• Passage provided:
______________________________
Because Apokoliptan Fatherboxes are, well, evil (see: Darkseid and his penchant for villainy), Vic’s metamorphosis into Cyborg has a decidedly insidious overtone to it complete with a truly horrific transformation sequence that feels like a techno-organic answer to The Fly. When Cyborg awakes, fully healed, and newly empowered, the Fatherbox is in control more than Vic is and his core programming is seemingly focused only on killing and rage. A Very Special Episode™ about Team Young Justice tracking Cyborg down and containing him before convincing him to join the team would be a very traditional plot line for this kind of cape show, but the recent episode “Freaks”  goes the slightly more complicated route in order to do some interesting world building.

Over the course of the season, Young Justice has gradually revealed more and more information about Halo’s past life and the strange nature of her outsized metahuman powers. Where most metahumans typically only exhibit a limited set of super abilities, each of Halo’s differently coloured auras manifests a completely new set of skills and, much to the continued shock of everyone around her, one of those skills appears to be near-immortality. No matter how many times Halo’s been mortally wounded (too many, to be honest), she’s always able to immediately resurrect herself and has shown that she can similarly heal others.

While Cyborg is raging in his father’s lab and coming very close to killing a bunch of people, Halo—who is hundreds of miles away—discovers yet another ability she can’t quite yet control: summoning boom tubes. As fate would have it, Halo’s first tube brings her face to face with Cyborg, who she’s able to “cleanse” of the Fatherbox’s influence.

In DC’s comics the original Halo was a woman named Violet Harper whose body was possessed by the disembodied essence of an alien after Violet’s spirit passed away. The sheer shock of the alien being drawn to Violet, and Violet’s body reeling from its death, causes the “new” Violet to retain little memory of her past life, and so she begins to forge a new identity as a superhero fighting alongside the Outsiders.

“Freaks” spells out how Young Justice borrows from pieces of Halo’s comics origins, while also cleverly weaving them into its own unique plot. Like her comics self, “Violet” (as she’s now calling herself) came to be as a result of a human woman’s body becoming possessed by the soul of an alien, and their fusion causing the new being to experience profound amnesia, but in this instance, the alien is actually a Motherbox. Sensing the presence of a malevolent Fatherbox on Earth brings out the power in Halo that’s tied to the Motherbox that creating her, and as she and Cyborg come together, you can see even more hints about the ultimate conflict Young Justice: Outsiders is building towards taking shape.

In time, Earth’s heroes are going to have to rally together to face Darkseid as he attempts to wage war against Earth with all the might of Apokolips, and now the Justice League (in a roundabout way) has access to two people with direct connections to the kinds of technology that could ultimately decide how things play out. It’s an interesting way to elevate both Cyborg and Halo to positions of prominence within Young Justice’s mythos, and it promises that the pair are in for plenty more action by the time the season’s over.
______________________________
• The problem: Could you reproduce the Young Justice passage word for word from "In DC’s comics" to "alongside the Outsiders."?

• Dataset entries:
______________________________
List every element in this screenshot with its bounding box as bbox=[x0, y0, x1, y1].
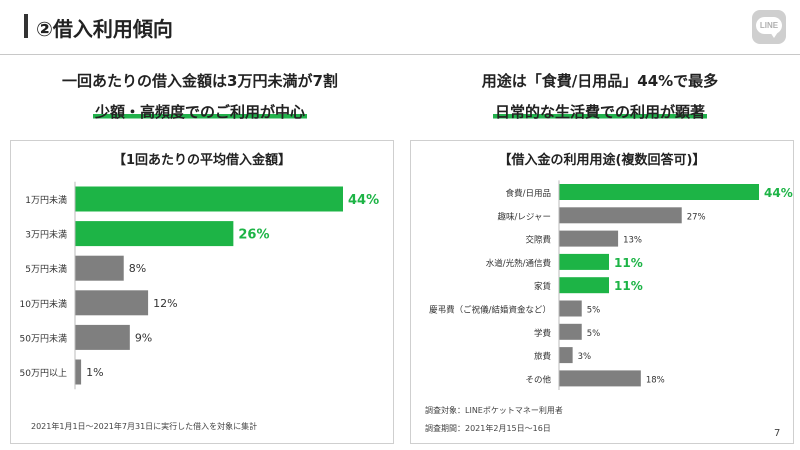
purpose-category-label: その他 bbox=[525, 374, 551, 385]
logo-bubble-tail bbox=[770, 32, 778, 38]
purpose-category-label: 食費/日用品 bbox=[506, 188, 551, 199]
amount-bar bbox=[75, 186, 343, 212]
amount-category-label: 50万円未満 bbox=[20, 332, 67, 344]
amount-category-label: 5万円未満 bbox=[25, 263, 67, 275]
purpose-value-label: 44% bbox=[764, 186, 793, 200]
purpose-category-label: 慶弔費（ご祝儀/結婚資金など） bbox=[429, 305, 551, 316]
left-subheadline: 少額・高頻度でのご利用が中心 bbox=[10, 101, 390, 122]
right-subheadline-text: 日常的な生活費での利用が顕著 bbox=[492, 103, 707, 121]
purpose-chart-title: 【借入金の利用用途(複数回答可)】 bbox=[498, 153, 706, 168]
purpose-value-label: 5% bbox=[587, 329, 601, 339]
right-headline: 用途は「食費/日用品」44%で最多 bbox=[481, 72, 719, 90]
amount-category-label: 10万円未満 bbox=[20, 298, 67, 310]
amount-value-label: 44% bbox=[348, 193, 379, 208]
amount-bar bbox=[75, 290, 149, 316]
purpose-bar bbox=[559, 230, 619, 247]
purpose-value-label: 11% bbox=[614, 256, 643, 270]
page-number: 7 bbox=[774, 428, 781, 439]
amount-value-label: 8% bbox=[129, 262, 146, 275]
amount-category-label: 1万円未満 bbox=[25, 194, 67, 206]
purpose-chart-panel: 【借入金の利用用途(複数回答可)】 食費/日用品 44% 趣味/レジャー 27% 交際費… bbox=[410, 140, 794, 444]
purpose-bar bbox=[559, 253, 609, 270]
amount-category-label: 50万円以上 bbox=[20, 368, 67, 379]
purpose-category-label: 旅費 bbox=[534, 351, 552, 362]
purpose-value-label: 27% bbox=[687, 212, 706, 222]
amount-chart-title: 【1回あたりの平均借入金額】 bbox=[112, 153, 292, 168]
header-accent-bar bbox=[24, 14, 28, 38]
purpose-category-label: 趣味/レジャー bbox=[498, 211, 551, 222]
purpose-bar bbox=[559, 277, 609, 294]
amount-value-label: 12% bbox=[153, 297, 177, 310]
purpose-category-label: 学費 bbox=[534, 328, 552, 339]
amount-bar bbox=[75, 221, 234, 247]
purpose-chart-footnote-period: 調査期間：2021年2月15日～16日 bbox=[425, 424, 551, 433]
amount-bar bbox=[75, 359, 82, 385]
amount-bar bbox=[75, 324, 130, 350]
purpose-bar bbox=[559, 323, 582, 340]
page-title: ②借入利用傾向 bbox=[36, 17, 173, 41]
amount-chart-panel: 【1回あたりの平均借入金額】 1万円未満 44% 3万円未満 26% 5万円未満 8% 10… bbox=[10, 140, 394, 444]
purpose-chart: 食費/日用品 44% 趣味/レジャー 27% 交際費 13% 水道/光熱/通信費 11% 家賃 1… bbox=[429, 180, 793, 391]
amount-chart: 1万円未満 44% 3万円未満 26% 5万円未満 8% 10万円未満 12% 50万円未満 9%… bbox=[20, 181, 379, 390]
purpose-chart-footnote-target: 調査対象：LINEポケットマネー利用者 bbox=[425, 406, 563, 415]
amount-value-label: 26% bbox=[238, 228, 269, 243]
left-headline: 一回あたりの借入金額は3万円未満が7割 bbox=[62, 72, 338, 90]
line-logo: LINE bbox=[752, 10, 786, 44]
______________________________
• Finished answer:
In DC’s comics the original Halo was a woman named Violet Harper whose body was possessed by the disembodied essence of an alien after Violet’s spirit passed away. The sheer shock of the alien being drawn to Violet, and Violet’s body reeling from its death, causes the “new” Violet to retain little memory of her past life, and so she begins to forge a new identity as a superhero fighting alongside the Outsiders.